==== The input ====

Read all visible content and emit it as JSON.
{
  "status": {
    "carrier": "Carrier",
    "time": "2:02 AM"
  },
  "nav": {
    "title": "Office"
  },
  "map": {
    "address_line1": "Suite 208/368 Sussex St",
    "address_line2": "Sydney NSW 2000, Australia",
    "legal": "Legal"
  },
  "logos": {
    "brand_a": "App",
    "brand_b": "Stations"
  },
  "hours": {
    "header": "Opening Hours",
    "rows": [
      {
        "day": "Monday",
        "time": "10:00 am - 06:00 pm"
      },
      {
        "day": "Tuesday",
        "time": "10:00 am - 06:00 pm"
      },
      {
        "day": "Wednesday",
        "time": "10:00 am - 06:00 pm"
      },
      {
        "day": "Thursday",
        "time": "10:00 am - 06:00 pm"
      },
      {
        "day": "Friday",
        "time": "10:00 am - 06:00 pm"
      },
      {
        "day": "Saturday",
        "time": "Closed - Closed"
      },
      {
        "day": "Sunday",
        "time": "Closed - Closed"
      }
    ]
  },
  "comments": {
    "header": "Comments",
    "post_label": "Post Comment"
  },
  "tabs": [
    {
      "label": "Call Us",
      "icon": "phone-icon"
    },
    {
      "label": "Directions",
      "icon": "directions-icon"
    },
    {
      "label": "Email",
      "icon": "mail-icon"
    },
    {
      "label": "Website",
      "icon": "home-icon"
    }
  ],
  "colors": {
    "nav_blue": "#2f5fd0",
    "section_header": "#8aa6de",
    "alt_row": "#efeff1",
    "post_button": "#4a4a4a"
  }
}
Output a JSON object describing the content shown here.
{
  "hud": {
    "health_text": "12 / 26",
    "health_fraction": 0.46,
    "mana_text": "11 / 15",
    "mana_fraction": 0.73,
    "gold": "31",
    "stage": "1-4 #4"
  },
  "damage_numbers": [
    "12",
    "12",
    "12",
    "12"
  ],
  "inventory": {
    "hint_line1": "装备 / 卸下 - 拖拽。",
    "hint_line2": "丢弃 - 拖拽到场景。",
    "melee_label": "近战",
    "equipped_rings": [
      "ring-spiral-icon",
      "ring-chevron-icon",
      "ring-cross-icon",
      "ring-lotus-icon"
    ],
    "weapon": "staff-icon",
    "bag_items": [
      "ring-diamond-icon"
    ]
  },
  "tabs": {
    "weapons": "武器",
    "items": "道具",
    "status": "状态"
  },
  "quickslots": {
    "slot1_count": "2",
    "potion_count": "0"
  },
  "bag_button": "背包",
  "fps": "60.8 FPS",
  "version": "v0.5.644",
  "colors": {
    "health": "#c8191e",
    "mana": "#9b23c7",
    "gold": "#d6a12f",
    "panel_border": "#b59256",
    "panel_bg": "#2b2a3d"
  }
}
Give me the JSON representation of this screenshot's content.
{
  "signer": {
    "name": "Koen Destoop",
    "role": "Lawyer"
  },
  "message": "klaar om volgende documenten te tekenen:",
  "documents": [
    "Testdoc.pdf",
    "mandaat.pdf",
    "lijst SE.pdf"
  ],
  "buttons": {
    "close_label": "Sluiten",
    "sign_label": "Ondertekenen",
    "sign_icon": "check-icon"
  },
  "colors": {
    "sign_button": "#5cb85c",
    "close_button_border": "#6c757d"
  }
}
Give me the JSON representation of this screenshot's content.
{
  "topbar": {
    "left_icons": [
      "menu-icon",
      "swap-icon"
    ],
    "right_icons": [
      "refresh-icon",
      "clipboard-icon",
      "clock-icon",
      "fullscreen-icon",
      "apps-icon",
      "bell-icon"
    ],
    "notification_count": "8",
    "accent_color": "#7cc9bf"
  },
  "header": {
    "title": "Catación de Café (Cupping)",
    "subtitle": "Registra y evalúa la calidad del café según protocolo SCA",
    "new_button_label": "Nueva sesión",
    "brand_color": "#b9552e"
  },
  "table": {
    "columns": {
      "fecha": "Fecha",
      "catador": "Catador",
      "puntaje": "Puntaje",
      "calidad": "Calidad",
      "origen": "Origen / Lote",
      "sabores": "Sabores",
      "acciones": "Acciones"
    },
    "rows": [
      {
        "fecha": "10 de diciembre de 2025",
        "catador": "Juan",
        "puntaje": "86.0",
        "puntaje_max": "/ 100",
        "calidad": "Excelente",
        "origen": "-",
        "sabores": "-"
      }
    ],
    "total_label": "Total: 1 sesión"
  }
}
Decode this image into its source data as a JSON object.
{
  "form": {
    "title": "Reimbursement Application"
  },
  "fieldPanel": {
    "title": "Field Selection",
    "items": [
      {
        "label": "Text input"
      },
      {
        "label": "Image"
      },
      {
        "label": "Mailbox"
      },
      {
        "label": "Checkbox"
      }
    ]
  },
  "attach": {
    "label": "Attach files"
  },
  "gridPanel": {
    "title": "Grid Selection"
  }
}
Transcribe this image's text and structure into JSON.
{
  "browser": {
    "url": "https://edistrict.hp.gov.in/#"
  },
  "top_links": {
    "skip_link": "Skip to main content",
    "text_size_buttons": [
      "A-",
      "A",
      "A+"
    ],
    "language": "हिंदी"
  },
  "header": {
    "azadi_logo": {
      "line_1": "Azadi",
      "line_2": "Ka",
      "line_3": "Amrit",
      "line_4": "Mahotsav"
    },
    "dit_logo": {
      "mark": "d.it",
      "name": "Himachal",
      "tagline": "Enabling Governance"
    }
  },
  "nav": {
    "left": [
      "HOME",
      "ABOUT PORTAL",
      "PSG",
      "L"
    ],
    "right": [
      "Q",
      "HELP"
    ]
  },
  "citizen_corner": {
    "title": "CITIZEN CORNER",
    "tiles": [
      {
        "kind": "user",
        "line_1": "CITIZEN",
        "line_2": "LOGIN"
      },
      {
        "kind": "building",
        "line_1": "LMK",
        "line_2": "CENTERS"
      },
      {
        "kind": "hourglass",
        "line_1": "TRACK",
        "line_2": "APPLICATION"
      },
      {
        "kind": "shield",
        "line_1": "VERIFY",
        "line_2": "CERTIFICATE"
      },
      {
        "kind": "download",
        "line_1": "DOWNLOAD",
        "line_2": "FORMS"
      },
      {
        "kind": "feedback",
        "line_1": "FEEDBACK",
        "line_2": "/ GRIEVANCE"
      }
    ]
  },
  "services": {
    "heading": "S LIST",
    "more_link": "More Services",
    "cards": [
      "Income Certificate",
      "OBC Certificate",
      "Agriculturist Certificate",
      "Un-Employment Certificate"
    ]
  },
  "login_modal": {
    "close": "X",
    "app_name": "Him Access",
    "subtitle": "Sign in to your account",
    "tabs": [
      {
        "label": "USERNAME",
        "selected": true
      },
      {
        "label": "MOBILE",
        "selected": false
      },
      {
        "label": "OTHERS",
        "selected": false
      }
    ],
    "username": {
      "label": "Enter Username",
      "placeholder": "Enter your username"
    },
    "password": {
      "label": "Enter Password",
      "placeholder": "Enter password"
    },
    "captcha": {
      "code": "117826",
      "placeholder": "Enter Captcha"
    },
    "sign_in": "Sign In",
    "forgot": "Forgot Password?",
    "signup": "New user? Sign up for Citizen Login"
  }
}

====

Short exercise -
Your task is to reproduce all of the records exactly.

Task output -
Read all visible content and emit it as JSON.
{
  "status": {
    "carrier": "Carrier",
    "time": "2:02 AM"
  },
  "nav": {
    "title": "Office"
  },
  "map": {
    "address_line1": "Suite 208/368 Sussex St",
    "address_line2": "Sydney NSW 2000, Australia",
    "legal": "Legal"
  },
  "logos": {
    "brand_a": "App",
    "brand_b": "Stations"
  },
  "hours": {
    "header": "Opening Hours",
    "rows": [
      {
        "day": "Monday",
        "time": "10:00 am - 06:00 pm"
      },
      {
        "day": "Tuesday",
        "time": "10:00 am - 06:00 pm"
      },
      {
        "day": "Wednesday",
        "time": "10:00 am - 06:00 pm"
      },
      {
        "day": "Thursday",
        "time": "10:00 am - 06:00 pm"
      },
      {
        "day": "Friday",
        "time": "10:00 am - 06:00 pm"
      },
      {
        "day": "Saturday",
        "time": "Closed - Closed"
      },
      {
        "day": "Sunday",
        "time": "Closed - Closed"
      }
    ]
  },
  "comments": {
    "header": "Comments",
    "post_label": "Post Comment"
  },
  "tabs": [
    {
      "label": "Call Us",
      "icon": "phone-icon"
    },
    {
      "label": "Directions",
      "icon": "directions-icon"
    },
    {
      "label": "Email",
      "icon": "mail-icon"
    },
    {
      "label": "Website",
      "icon": "home-icon"
    }
  ],
  "colors": {
    "nav_blue": "#2f5fd0",
    "section_header": "#8aa6de",
    "alt_row": "#efeff1",
    "post_button": "#4a4a4a"
  }
}
Output a JSON object describing the content shown here.
{
  "hud": {
    "health_text": "12 / 26",
    "health_fraction": 0.46,
    "mana_text": "11 / 15",
    "mana_fraction": 0.73,
    "gold": "31",
    "stage": "1-4 #4"
  },
  "damage_numbers": [
    "12",
    "12",
    "12",
    "12"
  ],
  "inventory": {
    "hint_line1": "装备 / 卸下 - 拖拽。",
    "hint_line2": "丢弃 - 拖拽到场景。",
    "melee_label": "近战",
    "equipped_rings": [
      "ring-spiral-icon",
      "ring-chevron-icon",
      "ring-cross-icon",
      "ring-lotus-icon"
    ],
    "weapon": "staff-icon",
    "bag_items": [
      "ring-diamond-icon"
    ]
  },
  "tabs": {
    "weapons": "武器",
    "items": "道具",
    "status": "状态"
  },
  "quickslots": {
    "slot1_count": "2",
    "potion_count": "0"
  },
  "bag_button": "背包",
  "fps": "60.8 FPS",
  "version": "v0.5.644",
  "colors": {
    "health": "#c8191e",
    "mana": "#9b23c7",
    "gold": "#d6a12f",
    "panel_border": "#b59256",
    "panel_bg": "#2b2a3d"
  }
}
Give me the JSON representation of this screenshot's content.
{
  "signer": {
    "name": "Koen Destoop",
    "role": "Lawyer"
  },
  "message": "klaar om volgende documenten te tekenen:",
  "documents": [
    "Testdoc.pdf",
    "mandaat.pdf",
    "lijst SE.pdf"
  ],
  "buttons": {
    "close_label": "Sluiten",
    "sign_label": "Ondertekenen",
    "sign_icon": "check-icon"
  },
  "colors": {
    "sign_button": "#5cb85c",
    "close_button_border": "#6c757d"
  }
}
Give me the JSON representation of this screenshot's content.
{
  "topbar": {
    "left_icons": [
      "menu-icon",
      "swap-icon"
    ],
    "right_icons": [
      "refresh-icon",
      "clipboard-icon",
      "clock-icon",
      "fullscreen-icon",
      "apps-icon",
      "bell-icon"
    ],
    "notification_count": "8",
    "accent_color": "#7cc9bf"
  },
  "header": {
    "title": "Catación de Café (Cupping)",
    "subtitle": "Registra y evalúa la calidad del café según protocolo SCA",
    "new_button_label": "Nueva sesión",
    "brand_color": "#b9552e"
  },
  "table": {
    "columns": {
      "fecha": "Fecha",
      "catador": "Catador",
      "puntaje": "Puntaje",
      "calidad": "Calidad",
      "origen": "Origen / Lote",
      "sabores": "Sabores",
      "acciones": "Acciones"
    },
    "rows": [
      {
        "fecha": "10 de diciembre de 2025",
        "catador": "Juan",
        "puntaje": "86.0",
        "puntaje_max": "/ 100",
        "calidad": "Excelente",
        "origen": "-",
        "sabores": "-"
      }
    ],
    "total_label": "Total: 1 sesión"
  }
}
Decode this image into its source data as a JSON object.
{
  "form": {
    "title": "Reimbursement Application"
  },
  "fieldPanel": {
    "title": "Field Selection",
    "items": [
      {
        "label": "Text input"
      },
      {
        "label": "Image"
      },
      {
        "label": "Mailbox"
      },
      {
        "label": "Checkbox"
      }
    ]
  },
  "attach": {
    "label": "Attach files"
  },
  "gridPanel": {
    "title": "Grid Selection"
  }
}
Transcribe this image's text and structure into JSON.
{
  "browser": {
    "url": "https://edistrict.hp.gov.in/#"
  },
  "top_links": {
    "skip_link": "Skip to main content",
    "text_size_buttons": [
      "A-",
      "A",
      "A+"
    ],
    "language": "हिंदी"
  },
  "header": {
    "azadi_logo": {
      "line_1": "Azadi",
      "line_2": "Ka",
      "line_3": "Amrit",
      "line_4": "Mahotsav"
    },
    "dit_logo": {
      "mark": "d.it",
      "name": "Himachal",
      "tagline": "Enabling Governance"
    }
  },
  "nav": {
    "left": [
      "HOME",
      "ABOUT PORTAL",
      "PSG",
      "L"
    ],
    "right": [
      "Q",
      "HELP"
    ]
  },
  "citizen_corner": {
    "title": "CITIZEN CORNER",
    "tiles": [
      {
        "kind": "user",
        "line_1": "CITIZEN",
        "line_2": "LOGIN"
      },
      {
        "kind": "building",
        "line_1": "LMK",
        "line_2": "CENTERS"
      },
      {
        "kind": "hourglass",
        "line_1": "TRACK",
        "line_2": "APPLICATION"
      },
      {
        "kind": "shield",
        "line_1": "VERIFY",
        "line_2": "CERTIFICATE"
      },
      {
        "kind": "download",
        "line_1": "DOWNLOAD",
        "line_2": "FORMS"
      },
      {
        "kind": "feedback",
        "line_1": "FEEDBACK",
        "line_2": "/ GRIEVANCE"
      }
    ]
  },
  "services": {
    "heading": "S LIST",
    "more_link": "More Services",
    "cards": [
      "Income Certificate",
      "OBC Certificate",
      "Agriculturist Certificate",
      "Un-Employment Certificate"
    ]
  },
  "login_modal": {
    "close": "X",
    "app_name": "Him Access",
    "subtitle": "Sign in to your account",
    "tabs": [
      {
        "label": "USERNAME",
        "selected": true
      },
      {
        "label": "MOBILE",
        "selected": false
      },
      {
        "label": "OTHERS",
        "selected": false
      }
    ],
    "username": {
      "label": "Enter Username",
      "placeholder": "Enter your username"
    },
    "password": {
      "label": "Enter Password",
      "placeholder": "Enter password"
    },
    "captcha": {
      "code": "117826",
      "placeholder": "Enter Captcha"
    },
    "sign_in": "Sign In",
    "forgot": "Forgot Password?",
    "signup": "New user? Sign up for Citizen Login"
  }
}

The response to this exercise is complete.